- _YOUR TASK_: Take the material and output all of it exactly.

============

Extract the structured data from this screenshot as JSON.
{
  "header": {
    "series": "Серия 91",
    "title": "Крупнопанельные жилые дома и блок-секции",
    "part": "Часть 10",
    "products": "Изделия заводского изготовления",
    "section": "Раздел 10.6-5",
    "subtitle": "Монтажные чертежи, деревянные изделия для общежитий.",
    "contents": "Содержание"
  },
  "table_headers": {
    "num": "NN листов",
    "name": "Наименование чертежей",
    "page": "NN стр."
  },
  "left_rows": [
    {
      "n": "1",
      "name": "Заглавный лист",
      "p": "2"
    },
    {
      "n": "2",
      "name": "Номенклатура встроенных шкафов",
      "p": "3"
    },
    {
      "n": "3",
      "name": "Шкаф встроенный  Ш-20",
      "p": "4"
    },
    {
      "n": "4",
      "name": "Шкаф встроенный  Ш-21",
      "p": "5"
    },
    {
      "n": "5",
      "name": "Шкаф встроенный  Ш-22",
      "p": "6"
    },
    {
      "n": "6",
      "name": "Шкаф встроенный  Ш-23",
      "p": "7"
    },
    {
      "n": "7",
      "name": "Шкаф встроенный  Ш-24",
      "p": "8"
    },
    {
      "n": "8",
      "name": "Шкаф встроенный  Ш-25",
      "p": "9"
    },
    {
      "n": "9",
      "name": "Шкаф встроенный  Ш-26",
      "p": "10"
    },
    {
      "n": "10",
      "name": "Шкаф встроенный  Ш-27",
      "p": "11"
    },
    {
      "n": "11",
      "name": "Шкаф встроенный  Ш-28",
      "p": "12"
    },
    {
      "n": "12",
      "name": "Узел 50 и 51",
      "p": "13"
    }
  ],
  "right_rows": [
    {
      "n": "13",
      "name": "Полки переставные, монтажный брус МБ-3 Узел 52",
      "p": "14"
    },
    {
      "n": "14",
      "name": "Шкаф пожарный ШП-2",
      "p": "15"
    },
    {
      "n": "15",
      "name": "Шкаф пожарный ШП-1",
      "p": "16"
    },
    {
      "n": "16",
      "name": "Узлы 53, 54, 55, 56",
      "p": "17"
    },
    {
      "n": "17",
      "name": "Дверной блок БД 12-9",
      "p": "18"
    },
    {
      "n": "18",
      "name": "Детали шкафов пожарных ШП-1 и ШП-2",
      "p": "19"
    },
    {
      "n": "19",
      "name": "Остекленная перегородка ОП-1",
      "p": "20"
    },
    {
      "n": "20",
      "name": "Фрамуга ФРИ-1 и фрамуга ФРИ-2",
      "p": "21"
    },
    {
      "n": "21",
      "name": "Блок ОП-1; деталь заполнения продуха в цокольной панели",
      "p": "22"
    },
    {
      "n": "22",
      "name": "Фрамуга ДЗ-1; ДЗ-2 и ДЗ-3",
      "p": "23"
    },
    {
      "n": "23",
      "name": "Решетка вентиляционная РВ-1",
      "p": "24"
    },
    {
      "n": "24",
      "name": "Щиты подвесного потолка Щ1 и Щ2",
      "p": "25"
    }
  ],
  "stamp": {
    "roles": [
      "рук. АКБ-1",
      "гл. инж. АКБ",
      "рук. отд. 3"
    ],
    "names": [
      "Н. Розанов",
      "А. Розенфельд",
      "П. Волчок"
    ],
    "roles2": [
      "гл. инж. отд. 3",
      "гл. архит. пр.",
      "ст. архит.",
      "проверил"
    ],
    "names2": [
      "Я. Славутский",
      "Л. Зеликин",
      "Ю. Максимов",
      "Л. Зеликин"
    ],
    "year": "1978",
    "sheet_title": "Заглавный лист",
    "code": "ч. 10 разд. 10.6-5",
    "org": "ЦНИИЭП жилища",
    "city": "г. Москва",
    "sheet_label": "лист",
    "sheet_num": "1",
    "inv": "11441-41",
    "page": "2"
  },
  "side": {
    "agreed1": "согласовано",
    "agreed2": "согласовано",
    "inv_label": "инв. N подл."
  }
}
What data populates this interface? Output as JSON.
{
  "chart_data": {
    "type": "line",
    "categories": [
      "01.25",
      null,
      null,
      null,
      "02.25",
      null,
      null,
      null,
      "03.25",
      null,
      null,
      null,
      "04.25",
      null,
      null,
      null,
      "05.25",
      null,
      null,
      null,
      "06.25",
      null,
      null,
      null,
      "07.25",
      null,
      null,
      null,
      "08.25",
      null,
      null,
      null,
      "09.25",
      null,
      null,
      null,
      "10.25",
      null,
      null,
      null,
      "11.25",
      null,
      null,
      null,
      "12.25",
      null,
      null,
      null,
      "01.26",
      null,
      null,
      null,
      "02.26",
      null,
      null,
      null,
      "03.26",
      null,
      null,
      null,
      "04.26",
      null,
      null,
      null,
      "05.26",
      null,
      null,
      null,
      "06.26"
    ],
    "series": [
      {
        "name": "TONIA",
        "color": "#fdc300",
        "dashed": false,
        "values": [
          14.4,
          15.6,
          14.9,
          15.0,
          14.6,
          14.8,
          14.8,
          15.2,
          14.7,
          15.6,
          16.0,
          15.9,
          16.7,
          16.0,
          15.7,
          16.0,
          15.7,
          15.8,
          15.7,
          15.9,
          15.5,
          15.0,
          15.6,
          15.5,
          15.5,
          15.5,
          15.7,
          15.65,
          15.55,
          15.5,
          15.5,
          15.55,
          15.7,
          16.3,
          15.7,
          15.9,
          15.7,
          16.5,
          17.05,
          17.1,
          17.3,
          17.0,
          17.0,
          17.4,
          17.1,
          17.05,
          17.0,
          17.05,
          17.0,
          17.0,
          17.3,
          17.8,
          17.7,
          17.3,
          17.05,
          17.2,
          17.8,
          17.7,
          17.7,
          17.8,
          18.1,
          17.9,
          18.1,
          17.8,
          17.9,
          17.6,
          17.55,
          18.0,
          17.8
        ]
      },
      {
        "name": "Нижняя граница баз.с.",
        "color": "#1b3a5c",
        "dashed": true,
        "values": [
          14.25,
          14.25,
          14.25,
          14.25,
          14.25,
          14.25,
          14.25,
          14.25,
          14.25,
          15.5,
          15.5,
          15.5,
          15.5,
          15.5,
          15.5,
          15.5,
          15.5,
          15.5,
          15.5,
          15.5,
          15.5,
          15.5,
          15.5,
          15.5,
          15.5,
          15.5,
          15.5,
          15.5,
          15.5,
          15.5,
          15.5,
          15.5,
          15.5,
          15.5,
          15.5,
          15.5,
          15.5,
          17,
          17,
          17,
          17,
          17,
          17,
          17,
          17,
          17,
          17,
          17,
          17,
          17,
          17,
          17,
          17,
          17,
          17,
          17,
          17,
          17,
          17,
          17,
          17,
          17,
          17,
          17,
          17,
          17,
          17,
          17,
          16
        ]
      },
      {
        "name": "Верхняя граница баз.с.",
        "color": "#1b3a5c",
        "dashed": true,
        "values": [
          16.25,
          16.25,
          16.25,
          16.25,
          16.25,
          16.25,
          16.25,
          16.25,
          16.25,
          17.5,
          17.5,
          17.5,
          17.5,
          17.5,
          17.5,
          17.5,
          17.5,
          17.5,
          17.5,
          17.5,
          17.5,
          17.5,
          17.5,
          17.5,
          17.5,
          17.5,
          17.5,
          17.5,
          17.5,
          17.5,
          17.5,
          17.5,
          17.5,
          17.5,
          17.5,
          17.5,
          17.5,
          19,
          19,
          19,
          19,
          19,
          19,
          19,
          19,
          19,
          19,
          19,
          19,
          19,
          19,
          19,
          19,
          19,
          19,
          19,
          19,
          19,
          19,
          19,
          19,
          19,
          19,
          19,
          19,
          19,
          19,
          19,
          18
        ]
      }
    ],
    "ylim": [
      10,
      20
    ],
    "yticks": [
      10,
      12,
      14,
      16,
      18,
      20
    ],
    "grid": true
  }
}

============

- _REPLY TO THE EXERCISE_:
Extract the structured data from this screenshot as JSON.
{
  "header": {
    "series": "Серия 91",
    "title": "Крупнопанельные жилые дома и блок-секции",
    "part": "Часть 10",
    "products": "Изделия заводского изготовления",
    "section": "Раздел 10.6-5",
    "subtitle": "Монтажные чертежи, деревянные изделия для общежитий.",
    "contents": "Содержание"
  },
  "table_headers": {
    "num": "NN листов",
    "name": "Наименование чертежей",
    "page": "NN стр."
  },
  "left_rows": [
    {
      "n": "1",
      "name": "Заглавный лист",
      "p": "2"
    },
    {
      "n": "2",
      "name": "Номенклатура встроенных шкафов",
      "p": "3"
    },
    {
      "n": "3",
      "name": "Шкаф встроенный  Ш-20",
      "p": "4"
    },
    {
      "n": "4",
      "name": "Шкаф встроенный  Ш-21",
      "p": "5"
    },
    {
      "n": "5",
      "name": "Шкаф встроенный  Ш-22",
      "p": "6"
    },
    {
      "n": "6",
      "name": "Шкаф встроенный  Ш-23",
      "p": "7"
    },
    {
      "n": "7",
      "name": "Шкаф встроенный  Ш-24",
      "p": "8"
    },
    {
      "n": "8",
      "name": "Шкаф встроенный  Ш-25",
      "p": "9"
    },
    {
      "n": "9",
      "name": "Шкаф встроенный  Ш-26",
      "p": "10"
    },
    {
      "n": "10",
      "name": "Шкаф встроенный  Ш-27",
      "p": "11"
    },
    {
      "n": "11",
      "name": "Шкаф встроенный  Ш-28",
      "p": "12"
    },
    {
      "n": "12",
      "name": "Узел 50 и 51",
      "p": "13"
    }
  ],
  "right_rows": [
    {
      "n": "13",
      "name": "Полки переставные, монтажный брус МБ-3 Узел 52",
      "p": "14"
    },
    {
      "n": "14",
      "name": "Шкаф пожарный ШП-2",
      "p": "15"
    },
    {
      "n": "15",
      "name": "Шкаф пожарный ШП-1",
      "p": "16"
    },
    {
      "n": "16",
      "name": "Узлы 53, 54, 55, 56",
      "p": "17"
    },
    {
      "n": "17",
      "name": "Дверной блок БД 12-9",
      "p": "18"
    },
    {
      "n": "18",
      "name": "Детали шкафов пожарных ШП-1 и ШП-2",
      "p": "19"
    },
    {
      "n": "19",
      "name": "Остекленная перегородка ОП-1",
      "p": "20"
    },
    {
      "n": "20",
      "name": "Фрамуга ФРИ-1 и фрамуга ФРИ-2",
      "p": "21"
    },
    {
      "n": "21",
      "name": "Блок ОП-1; деталь заполнения продуха в цокольной панели",
      "p": "22"
    },
    {
      "n": "22",
      "name": "Фрамуга ДЗ-1; ДЗ-2 и ДЗ-3",
      "p": "23"
    },
    {
      "n": "23",
      "name": "Решетка вентиляционная РВ-1",
      "p": "24"
    },
    {
      "n": "24",
      "name": "Щиты подвесного потолка Щ1 и Щ2",
      "p": "25"
    }
  ],
  "stamp": {
    "roles": [
      "рук. АКБ-1",
      "гл. инж. АКБ",
      "рук. отд. 3"
    ],
    "names": [
      "Н. Розанов",
      "А. Розенфельд",
      "П. Волчок"
    ],
    "roles2": [
      "гл. инж. отд. 3",
      "гл. архит. пр.",
      "ст. архит.",
      "проверил"
    ],
    "names2": [
      "Я. Славутский",
      "Л. Зеликин",
      "Ю. Максимов",
      "Л. Зеликин"
    ],
    "year": "1978",
    "sheet_title": "Заглавный лист",
    "code": "ч. 10 разд. 10.6-5",
    "org": "ЦНИИЭП жилища",
    "city": "г. Москва",
    "sheet_label": "лист",
    "sheet_num": "1",
    "inv": "11441-41",
    "page": "2"
  },
  "side": {
    "agreed1": "согласовано",
    "agreed2": "согласовано",
    "inv_label": "инв. N подл."
  }
}
What data populates this interface? Output as JSON.
{
  "chart_data": {
    "type": "line",
    "categories": [
      "01.25",
      null,
      null,
      null,
      "02.25",
      null,
      null,
      null,
      "03.25",
      null,
      null,
      null,
      "04.25",
      null,
      null,
      null,
      "05.25",
      null,
      null,
      null,
      "06.25",
      null,
      null,
      null,
      "07.25",
      null,
      null,
      null,
      "08.25",
      null,
      null,
      null,
      "09.25",
      null,
      null,
      null,
      "10.25",
      null,
      null,
      null,
      "11.25",
      null,
      null,
      null,
      "12.25",
      null,
      null,
      null,
      "01.26",
      null,
      null,
      null,
      "02.26",
      null,
      null,
      null,
      "03.26",
      null,
      null,
      null,
      "04.26",
      null,
      null,
      null,
      "05.26",
      null,
      null,
      null,
      "06.26"
    ],
    "series": [
      {
        "name": "TONIA",
        "color": "#fdc300",
        "dashed": false,
        "values": [
          14.4,
          15.6,
          14.9,
          15.0,
          14.6,
          14.8,
          14.8,
          15.2,
          14.7,
          15.6,
          16.0,
          15.9,
          16.7,
          16.0,
          15.7,
          16.0,
          15.7,
          15.8,
          15.7,
          15.9,
          15.5,
          15.0,
          15.6,
          15.5,
          15.5,
          15.5,
          15.7,
          15.65,
          15.55,
          15.5,
          15.5,
          15.55,
          15.7,
          16.3,
          15.7,
          15.9,
          15.7,
          16.5,
          17.05,
          17.1,
          17.3,
          17.0,
          17.0,
          17.4,
          17.1,
          17.05,
          17.0,
          17.05,
          17.0,
          17.0,
          17.3,
          17.8,
          17.7,
          17.3,
          17.05,
          17.2,
          17.8,
          17.7,
          17.7,
          17.8,
          18.1,
          17.9,
          18.1,
          17.8,
          17.9,
          17.6,
          17.55,
          18.0,
          17.8
        ]
      },
      {
        "name": "Нижняя граница баз.с.",
        "color": "#1b3a5c",
        "dashed": true,
        "values": [
          14.25,
          14.25,
          14.25,
          14.25,
          14.25,
          14.25,
          14.25,
          14.25,
          14.25,
          15.5,
          15.5,
          15.5,
          15.5,
          15.5,
          15.5,
          15.5,
          15.5,
          15.5,
          15.5,
          15.5,
          15.5,
          15.5,
          15.5,
          15.5,
          15.5,
          15.5,
          15.5,
          15.5,
          15.5,
          15.5,
          15.5,
          15.5,
          15.5,
          15.5,
          15.5,
          15.5,
          15.5,
          17,
          17,
          17,
          17,
          17,
          17,
          17,
          17,
          17,
          17,
          17,
          17,
          17,
          17,
          17,
          17,
          17,
          17,
          17,
          17,
          17,
          17,
          17,
          17,
          17,
          17,
          17,
          17,
          17,
          17,
          17,
          16
        ]
      },
      {
        "name": "Верхняя граница баз.с.",
        "color": "#1b3a5c",
        "dashed": true,
        "values": [
          16.25,
          16.25,
          16.25,
          16.25,
          16.25,
          16.25,
          16.25,
          16.25,
          16.25,
          17.5,
          17.5,
          17.5,
          17.5,
          17.5,
          17.5,
          17.5,
          17.5,
          17.5,
          17.5,
          17.5,
          17.5,
          17.5,
          17.5,
          17.5,
          17.5,
          17.5,
          17.5,
          17.5,
          17.5,
          17.5,
          17.5,
          17.5,
          17.5,
          17.5,
          17.5,
          17.5,
          17.5,
          19,
          19,
          19,
          19,
          19,
          19,
          19,
          19,
          19,
          19,
          19,
          19,
          19,
          19,
          19,
          19,
          19,
          19,
          19,
          19,
          19,
          19,
          19,
          19,
          19,
          19,
          19,
          19,
          19,
          19,
          19,
          18
        ]
      }
    ],
    "ylim": [
      10,
      20
    ],
    "yticks": [
      10,
      12,
      14,
      16,
      18,
      20
    ],
    "grid": true
  }
}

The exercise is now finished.